(Listing):
>>>>

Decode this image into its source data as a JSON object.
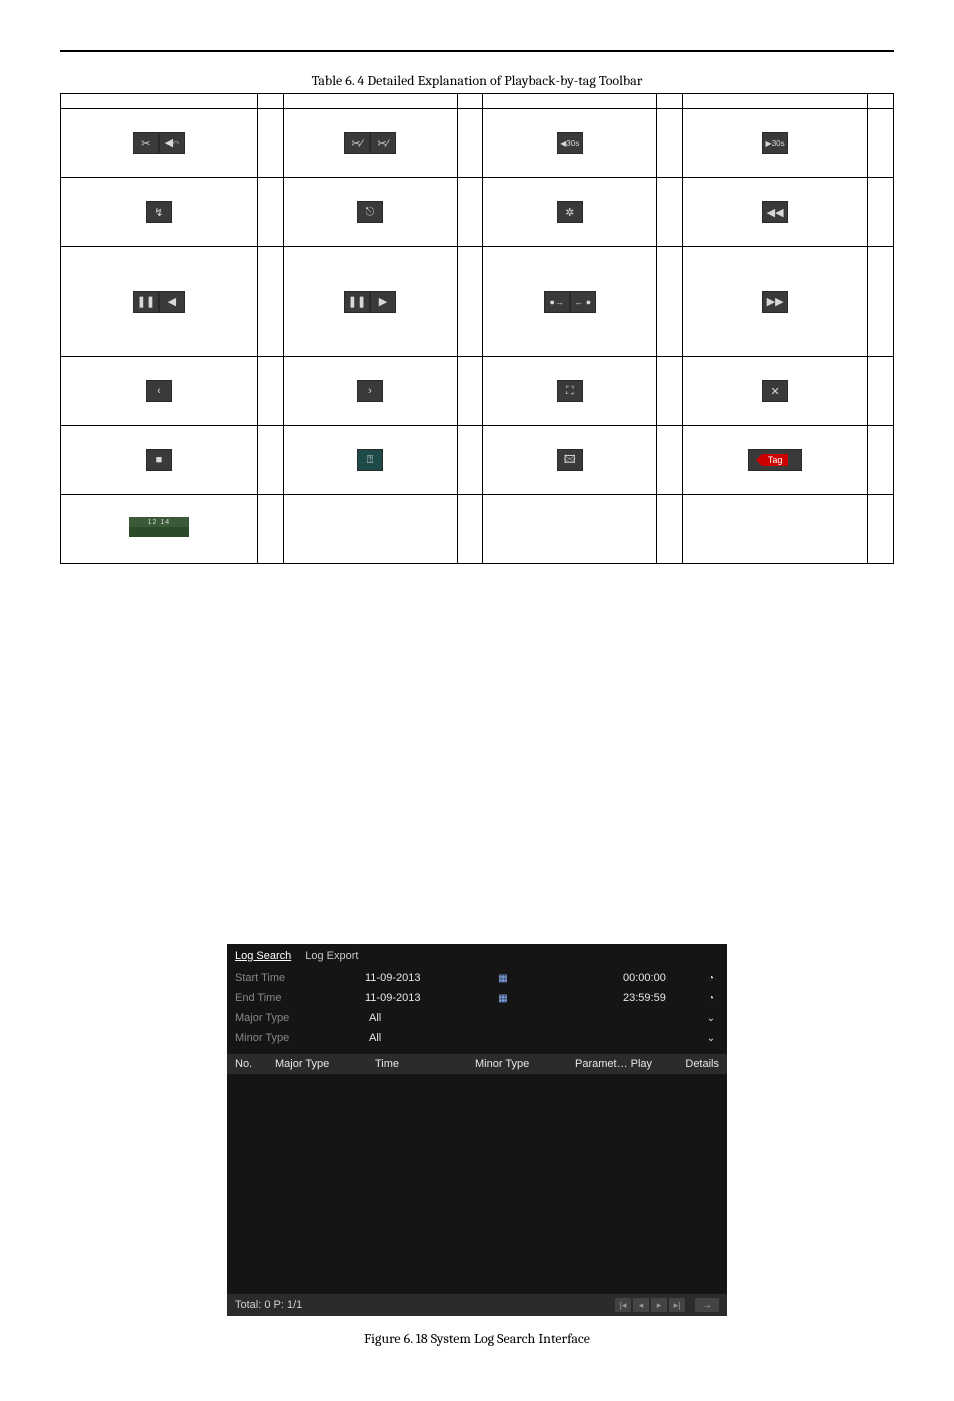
{
  "captions": {
    "table": "Table 6. 4 Detailed Explanation of Playback-by-tag Toolbar",
    "figure": "Figure 6. 18 System Log Search Interface"
  },
  "icons": {
    "r1c1a": "✂",
    "r1c1b": "◀𝄐",
    "r1c3a": "✂⁄",
    "r1c3b": "✂⁄",
    "r1c5": "◀30s",
    "r1c7": "▶30s",
    "r2c1": "↯",
    "r2c3": "⎋",
    "r2c5": "✲",
    "r2c7": "◀◀",
    "r3c1a": "❚❚",
    "r3c1b": "◀",
    "r3c3a": "❚❚",
    "r3c3b": "▶",
    "r3c5a": "●→",
    "r3c5b": "← ●",
    "r3c7": "▶▶",
    "r4c1": "‹",
    "r4c3": "›",
    "r4c5": "⛶",
    "r4c7": "✕",
    "r5c1": "■",
    "r5c3": "⍰",
    "r5c5": "🖾",
    "r5c7": "Tag"
  },
  "log": {
    "tabs": {
      "search": "Log Search",
      "export": "Log Export"
    },
    "start_label": "Start Time",
    "end_label": "End Time",
    "major_label": "Major Type",
    "minor_label": "Minor Type",
    "start_date": "11-09-2013",
    "end_date": "11-09-2013",
    "start_time": "00:00:00",
    "end_time": "23:59:59",
    "major_val": "All",
    "minor_val": "All",
    "cols": {
      "no": "No.",
      "major": "Major Type",
      "time": "Time",
      "minor": "Minor Type",
      "param": "Paramet… Play",
      "details": "Details"
    },
    "total": "Total: 0  P: 1/1"
  }
}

<<<<

Return the lines of the records that include the string "Search".

(Answer):
    "figure": "Figure 6. 18 System Log Search Interface"
      "search": "Log Search",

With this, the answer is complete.